-- Aim of the task --
All entries below are to be set down again, identical to the source.

■ ■ ■ ■ ■ ■ ■

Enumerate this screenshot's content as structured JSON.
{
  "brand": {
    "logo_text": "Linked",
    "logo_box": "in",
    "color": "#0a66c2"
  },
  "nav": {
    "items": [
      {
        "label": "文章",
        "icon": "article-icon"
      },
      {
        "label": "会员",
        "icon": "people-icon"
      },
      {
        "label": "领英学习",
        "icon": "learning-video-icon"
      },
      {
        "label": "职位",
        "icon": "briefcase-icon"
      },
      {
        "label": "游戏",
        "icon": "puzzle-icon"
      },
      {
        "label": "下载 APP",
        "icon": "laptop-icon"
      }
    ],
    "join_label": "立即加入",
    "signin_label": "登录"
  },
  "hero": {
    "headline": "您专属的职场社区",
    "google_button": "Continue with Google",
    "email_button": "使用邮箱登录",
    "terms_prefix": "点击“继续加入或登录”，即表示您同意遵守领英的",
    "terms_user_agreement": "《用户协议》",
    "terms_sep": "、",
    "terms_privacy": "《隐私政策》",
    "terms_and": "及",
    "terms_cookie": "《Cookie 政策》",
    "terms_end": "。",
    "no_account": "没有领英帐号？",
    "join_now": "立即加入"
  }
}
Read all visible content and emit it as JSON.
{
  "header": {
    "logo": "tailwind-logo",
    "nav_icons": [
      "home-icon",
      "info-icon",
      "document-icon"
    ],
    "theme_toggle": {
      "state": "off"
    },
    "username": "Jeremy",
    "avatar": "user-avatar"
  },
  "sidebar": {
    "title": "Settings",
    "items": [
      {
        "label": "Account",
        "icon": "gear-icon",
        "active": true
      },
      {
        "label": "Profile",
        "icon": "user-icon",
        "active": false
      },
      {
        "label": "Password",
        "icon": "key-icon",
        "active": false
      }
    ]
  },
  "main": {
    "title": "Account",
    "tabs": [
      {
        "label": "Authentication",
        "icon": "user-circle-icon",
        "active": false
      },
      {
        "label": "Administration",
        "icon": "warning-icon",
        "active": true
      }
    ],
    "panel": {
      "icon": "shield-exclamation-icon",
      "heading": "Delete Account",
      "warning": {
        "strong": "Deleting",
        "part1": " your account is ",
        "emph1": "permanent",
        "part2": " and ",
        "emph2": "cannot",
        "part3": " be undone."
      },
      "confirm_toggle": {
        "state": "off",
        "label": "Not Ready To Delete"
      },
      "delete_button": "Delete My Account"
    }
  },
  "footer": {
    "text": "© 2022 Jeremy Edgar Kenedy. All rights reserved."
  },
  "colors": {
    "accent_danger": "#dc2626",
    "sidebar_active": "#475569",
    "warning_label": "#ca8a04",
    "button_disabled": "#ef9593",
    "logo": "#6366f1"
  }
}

■ ■ ■ ■ ■ ■ ■

-- Written answer --
Enumerate this screenshot's content as structured JSON.
{
  "brand": {
    "logo_text": "Linked",
    "logo_box": "in",
    "color": "#0a66c2"
  },
  "nav": {
    "items": [
      {
        "label": "文章",
        "icon": "article-icon"
      },
      {
        "label": "会员",
        "icon": "people-icon"
      },
      {
        "label": "领英学习",
        "icon": "learning-video-icon"
      },
      {
        "label": "职位",
        "icon": "briefcase-icon"
      },
      {
        "label": "游戏",
        "icon": "puzzle-icon"
      },
      {
        "label": "下载 APP",
        "icon": "laptop-icon"
      }
    ],
    "join_label": "立即加入",
    "signin_label": "登录"
  },
  "hero": {
    "headline": "您专属的职场社区",
    "google_button": "Continue with Google",
    "email_button": "使用邮箱登录",
    "terms_prefix": "点击“继续加入或登录”，即表示您同意遵守领英的",
    "terms_user_agreement": "《用户协议》",
    "terms_sep": "、",
    "terms_privacy": "《隐私政策》",
    "terms_and": "及",
    "terms_cookie": "《Cookie 政策》",
    "terms_end": "。",
    "no_account": "没有领英帐号？",
    "join_now": "立即加入"
  }
}
Read all visible content and emit it as JSON.
{
  "header": {
    "logo": "tailwind-logo",
    "nav_icons": [
      "home-icon",
      "info-icon",
      "document-icon"
    ],
    "theme_toggle": {
      "state": "off"
    },
    "username": "Jeremy",
    "avatar": "user-avatar"
  },
  "sidebar": {
    "title": "Settings",
    "items": [
      {
        "label": "Account",
        "icon": "gear-icon",
        "active": true
      },
      {
        "label": "Profile",
        "icon": "user-icon",
        "active": false
      },
      {
        "label": "Password",
        "icon": "key-icon",
        "active": false
      }
    ]
  },
  "main": {
    "title": "Account",
    "tabs": [
      {
        "label": "Authentication",
        "icon": "user-circle-icon",
        "active": false
      },
      {
        "label": "Administration",
        "icon": "warning-icon",
        "active": true
      }
    ],
    "panel": {
      "icon": "shield-exclamation-icon",
      "heading": "Delete Account",
      "warning": {
        "strong": "Deleting",
        "part1": " your account is ",
        "emph1": "permanent",
        "part2": " and ",
        "emph2": "cannot",
        "part3": " be undone."
      },
      "confirm_toggle": {
        "state": "off",
        "label": "Not Ready To Delete"
      },
      "delete_button": "Delete My Account"
    }
  },
  "footer": {
    "text": "© 2022 Jeremy Edgar Kenedy. All rights reserved."
  },
  "colors": {
    "accent_danger": "#dc2626",
    "sidebar_active": "#475569",
    "warning_label": "#ca8a04",
    "button_disabled": "#ef9593",
    "logo": "#6366f1"
  }
}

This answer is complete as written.